_What the exercise asks_: Could you write out the records below exactly as they appear?

_Materials provided_:
--- Begin ---
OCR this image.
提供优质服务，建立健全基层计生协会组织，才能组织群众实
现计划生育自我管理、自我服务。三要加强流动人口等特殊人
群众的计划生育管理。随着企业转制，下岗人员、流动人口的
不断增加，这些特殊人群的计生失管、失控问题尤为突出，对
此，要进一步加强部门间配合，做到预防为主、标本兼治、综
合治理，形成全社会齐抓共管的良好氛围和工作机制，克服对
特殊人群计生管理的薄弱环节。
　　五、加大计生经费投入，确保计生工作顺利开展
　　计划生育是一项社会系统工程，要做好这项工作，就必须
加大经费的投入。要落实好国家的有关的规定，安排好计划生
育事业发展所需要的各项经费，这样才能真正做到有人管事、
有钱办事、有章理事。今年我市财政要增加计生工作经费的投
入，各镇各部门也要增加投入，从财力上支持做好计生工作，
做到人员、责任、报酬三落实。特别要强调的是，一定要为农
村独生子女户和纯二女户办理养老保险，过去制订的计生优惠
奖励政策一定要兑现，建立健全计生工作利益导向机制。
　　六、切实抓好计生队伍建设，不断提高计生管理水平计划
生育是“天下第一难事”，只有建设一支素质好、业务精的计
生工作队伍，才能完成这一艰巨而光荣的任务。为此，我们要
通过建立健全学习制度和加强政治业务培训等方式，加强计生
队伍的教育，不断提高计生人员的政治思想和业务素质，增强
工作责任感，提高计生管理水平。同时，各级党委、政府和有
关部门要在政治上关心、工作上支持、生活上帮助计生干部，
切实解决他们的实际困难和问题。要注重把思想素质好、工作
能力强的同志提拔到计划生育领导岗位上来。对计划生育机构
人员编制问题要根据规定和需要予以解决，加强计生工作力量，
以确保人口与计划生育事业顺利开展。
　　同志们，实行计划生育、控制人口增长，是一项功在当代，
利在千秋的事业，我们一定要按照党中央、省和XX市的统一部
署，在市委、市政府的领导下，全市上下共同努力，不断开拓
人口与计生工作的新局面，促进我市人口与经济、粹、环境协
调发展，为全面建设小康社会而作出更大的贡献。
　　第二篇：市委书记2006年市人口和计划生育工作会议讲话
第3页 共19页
--- End ---
_Result of the task_:
OCR this image.
提供优质服务，建立健全基层计生协会组织，才能组织群众实
现计划生育自我管理、自我服务。三要加强流动人口等特殊人
群众的计划生育管理。随着企业转制，下岗人员、流动人口的
不断增加，这些特殊人群的计生失管、失控问题尤为突出，对
此，要进一步加强部门间配合，做到预防为主、标本兼治、综
合治理，形成全社会齐抓共管的良好氛围和工作机制，克服对
特殊人群计生管理的薄弱环节。
　　五、加大计生经费投入，确保计生工作顺利开展
　　计划生育是一项社会系统工程，要做好这项工作，就必须
加大经费的投入。要落实好国家的有关的规定，安排好计划生
育事业发展所需要的各项经费，这样才能真正做到有人管事、
有钱办事、有章理事。今年我市财政要增加计生工作经费的投
入，各镇各部门也要增加投入，从财力上支持做好计生工作，
做到人员、责任、报酬三落实。特别要强调的是，一定要为农
村独生子女户和纯二女户办理养老保险，过去制订的计生优惠
奖励政策一定要兑现，建立健全计生工作利益导向机制。
　　六、切实抓好计生队伍建设，不断提高计生管理水平计划
生育是“天下第一难事”，只有建设一支素质好、业务精的计
生工作队伍，才能完成这一艰巨而光荣的任务。为此，我们要
通过建立健全学习制度和加强政治业务培训等方式，加强计生
队伍的教育，不断提高计生人员的政治思想和业务素质，增强
工作责任感，提高计生管理水平。同时，各级党委、政府和有
关部门要在政治上关心、工作上支持、生活上帮助计生干部，
切实解决他们的实际困难和问题。要注重把思想素质好、工作
能力强的同志提拔到计划生育领导岗位上来。对计划生育机构
人员编制问题要根据规定和需要予以解决，加强计生工作力量，
以确保人口与计划生育事业顺利开展。
　　同志们，实行计划生育、控制人口增长，是一项功在当代，
利在千秋的事业，我们一定要按照党中央、省和XX市的统一部
署，在市委、市政府的领导下，全市上下共同努力，不断开拓
人口与计生工作的新局面，促进我市人口与经济、粹、环境协
调发展，为全面建设小康社会而作出更大的贡献。
　　第二篇：市委书记2006年市人口和计划生育工作会议讲话
第3页 共19页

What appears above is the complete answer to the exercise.